TASK DETAILS: Look over the lines below. Report each one that includes the string "mutual".
## start SOURCE MATERIAL
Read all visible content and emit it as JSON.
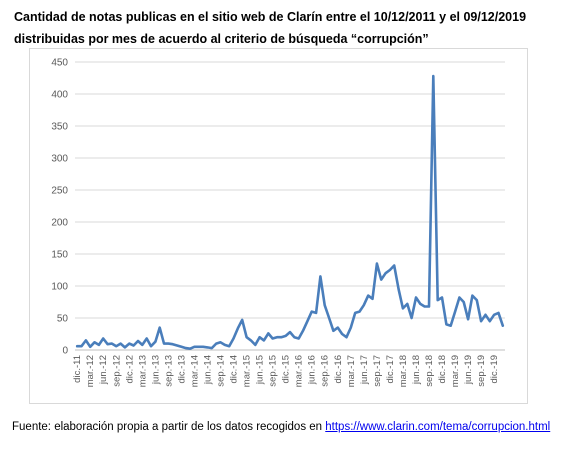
{
  "title_line1": "Cantidad de notas publicas en el sitio web de Clarín entre el 10/12/2011 y el 09/12/2019",
  "title_line2": "distribuidas por mes de acuerdo al criterio de búsqueda “corrupción”",
  "source_prefix": "Fuente: elaboración propia a partir de los datos recogidos en ",
  "source_link": "https://www.clarin.com/tema/corrupcion.html",
  "colors": {
    "line": "#4a7ebb",
    "grid": "#d9d9d9",
    "axis_text": "#595959"
  },
  "chart_data": {
    "type": "line",
    "title": "",
    "xlabel": "",
    "ylabel": "",
    "ylim": [
      0,
      450
    ],
    "yticks": [
      0,
      50,
      100,
      150,
      200,
      250,
      300,
      350,
      400,
      450
    ],
    "grid": true,
    "legend": "none",
    "x_tick_labels": [
      "dic.-11",
      "mar.-12",
      "jun.-12",
      "sep.-12",
      "dic.-12",
      "mar.-13",
      "jun.-13",
      "sep.-13",
      "dic.-13",
      "mar.-14",
      "jun.-14",
      "sep.-14",
      "dic.-14",
      "mar.-15",
      "jun.-15",
      "sep.-15",
      "dic.-15",
      "mar.-16",
      "jun.-16",
      "sep.-16",
      "dic.-16",
      "mar.-17",
      "jun.-17",
      "sep.-17",
      "dic.-17",
      "mar.-18",
      "jun.-18",
      "sep.-18",
      "dic.-18",
      "mar.-19",
      "jun.-19",
      "sep.-19",
      "dic.-19"
    ],
    "x_tick_step_months": 3,
    "series": [
      {
        "values": [
          6,
          6,
          15,
          5,
          12,
          8,
          18,
          9,
          10,
          6,
          10,
          4,
          10,
          7,
          14,
          8,
          18,
          6,
          13,
          35,
          10,
          10,
          9,
          7,
          5,
          3,
          2,
          5,
          5,
          5,
          4,
          3,
          10,
          12,
          8,
          6,
          18,
          34,
          47,
          20,
          15,
          8,
          20,
          15,
          26,
          18,
          20,
          20,
          22,
          28,
          20,
          18,
          30,
          45,
          60,
          58,
          115,
          70,
          50,
          30,
          35,
          25,
          20,
          35,
          58,
          60,
          70,
          85,
          80,
          135,
          110,
          120,
          125,
          132,
          95,
          65,
          72,
          50,
          82,
          72,
          68,
          68,
          428,
          78,
          82,
          40,
          38,
          60,
          82,
          75,
          48,
          85,
          78,
          45,
          55,
          45,
          55,
          58,
          38
        ]
      }
    ]
  }
}
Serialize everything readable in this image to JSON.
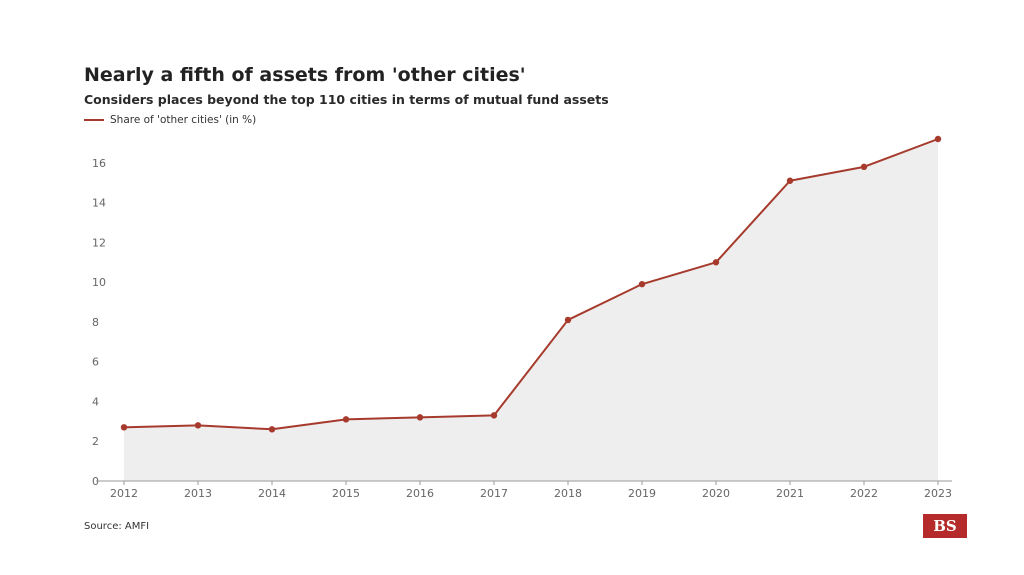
{
  "title": "Nearly a fifth of assets from 'other cities'",
  "subtitle": "Considers places beyond the top 110 cities in terms of mutual fund assets",
  "source": "Source: AMFI",
  "logo_text": "BS",
  "colors": {
    "line": "#a63a2c",
    "area": "#eeeeee",
    "logo_bg": "#b52a2a",
    "axis": "#999999"
  },
  "chart_data": {
    "type": "area",
    "title": "Nearly a fifth of assets from 'other cities'",
    "subtitle": "Considers places beyond the top 110 cities in terms of mutual fund assets",
    "xlabel": "",
    "ylabel": "",
    "categories": [
      "2012",
      "2013",
      "2014",
      "2015",
      "2016",
      "2017",
      "2018",
      "2019",
      "2020",
      "2021",
      "2022",
      "2023"
    ],
    "series": [
      {
        "name": "Share of 'other cities' (in %)",
        "values": [
          2.7,
          2.8,
          2.6,
          3.1,
          3.2,
          3.3,
          8.1,
          9.9,
          11.0,
          15.1,
          15.8,
          17.2
        ]
      }
    ],
    "ylim": [
      0,
      17.2
    ],
    "yticks": [
      0,
      2,
      4,
      6,
      8,
      10,
      12,
      14,
      16
    ],
    "grid": false,
    "legend": "top-left"
  }
}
## end SOURCE MATERIAL
EXERCISE RESPONSE:
  "subtitle": "Considers places beyond the top 110 cities in terms of mutual fund assets",
    "subtitle": "Considers places beyond the top 110 cities in terms of mutual fund assets",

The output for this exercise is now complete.